Prompt: Below is a listing. Gather each line of it that contains "What".

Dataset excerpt
# # # # #
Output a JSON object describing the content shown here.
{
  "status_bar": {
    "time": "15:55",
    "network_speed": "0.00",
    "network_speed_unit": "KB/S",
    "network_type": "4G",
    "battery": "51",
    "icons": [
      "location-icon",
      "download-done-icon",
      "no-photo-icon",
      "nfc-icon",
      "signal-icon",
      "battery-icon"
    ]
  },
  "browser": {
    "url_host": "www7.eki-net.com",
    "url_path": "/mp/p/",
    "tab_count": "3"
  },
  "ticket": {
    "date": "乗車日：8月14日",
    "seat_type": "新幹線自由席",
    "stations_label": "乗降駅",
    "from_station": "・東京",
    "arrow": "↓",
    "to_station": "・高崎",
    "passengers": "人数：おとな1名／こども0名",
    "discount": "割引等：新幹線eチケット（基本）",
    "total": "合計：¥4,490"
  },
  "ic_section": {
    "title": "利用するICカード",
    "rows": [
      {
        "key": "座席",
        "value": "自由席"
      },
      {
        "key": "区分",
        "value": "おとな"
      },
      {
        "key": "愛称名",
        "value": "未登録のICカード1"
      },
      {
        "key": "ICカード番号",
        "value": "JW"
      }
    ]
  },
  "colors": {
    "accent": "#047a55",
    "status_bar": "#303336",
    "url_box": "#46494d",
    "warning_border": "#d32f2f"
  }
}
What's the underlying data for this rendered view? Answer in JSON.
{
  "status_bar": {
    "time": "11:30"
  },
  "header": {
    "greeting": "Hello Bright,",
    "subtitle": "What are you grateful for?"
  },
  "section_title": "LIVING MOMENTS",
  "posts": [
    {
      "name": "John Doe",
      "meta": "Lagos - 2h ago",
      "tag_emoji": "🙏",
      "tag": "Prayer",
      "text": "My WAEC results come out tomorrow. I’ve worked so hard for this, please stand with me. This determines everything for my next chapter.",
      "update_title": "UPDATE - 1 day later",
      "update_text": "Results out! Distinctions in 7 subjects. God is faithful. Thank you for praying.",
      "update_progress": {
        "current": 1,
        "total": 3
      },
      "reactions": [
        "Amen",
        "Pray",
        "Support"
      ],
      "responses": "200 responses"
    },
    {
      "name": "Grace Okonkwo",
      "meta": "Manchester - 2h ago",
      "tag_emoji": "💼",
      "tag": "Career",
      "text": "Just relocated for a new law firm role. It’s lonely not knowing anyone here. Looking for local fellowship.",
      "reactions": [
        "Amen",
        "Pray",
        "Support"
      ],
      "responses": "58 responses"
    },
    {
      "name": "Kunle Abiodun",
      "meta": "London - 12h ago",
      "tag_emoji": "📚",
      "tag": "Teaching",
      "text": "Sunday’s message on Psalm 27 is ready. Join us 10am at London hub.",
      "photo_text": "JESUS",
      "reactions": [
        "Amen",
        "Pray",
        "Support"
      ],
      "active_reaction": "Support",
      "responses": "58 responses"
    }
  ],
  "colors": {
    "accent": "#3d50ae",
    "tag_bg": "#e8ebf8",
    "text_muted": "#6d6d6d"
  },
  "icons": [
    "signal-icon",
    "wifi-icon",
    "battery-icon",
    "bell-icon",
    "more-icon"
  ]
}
# # # # #
Final answer:
What's the underlying data for this rendered view? Answer in JSON.
    "subtitle": "What are you grateful for?"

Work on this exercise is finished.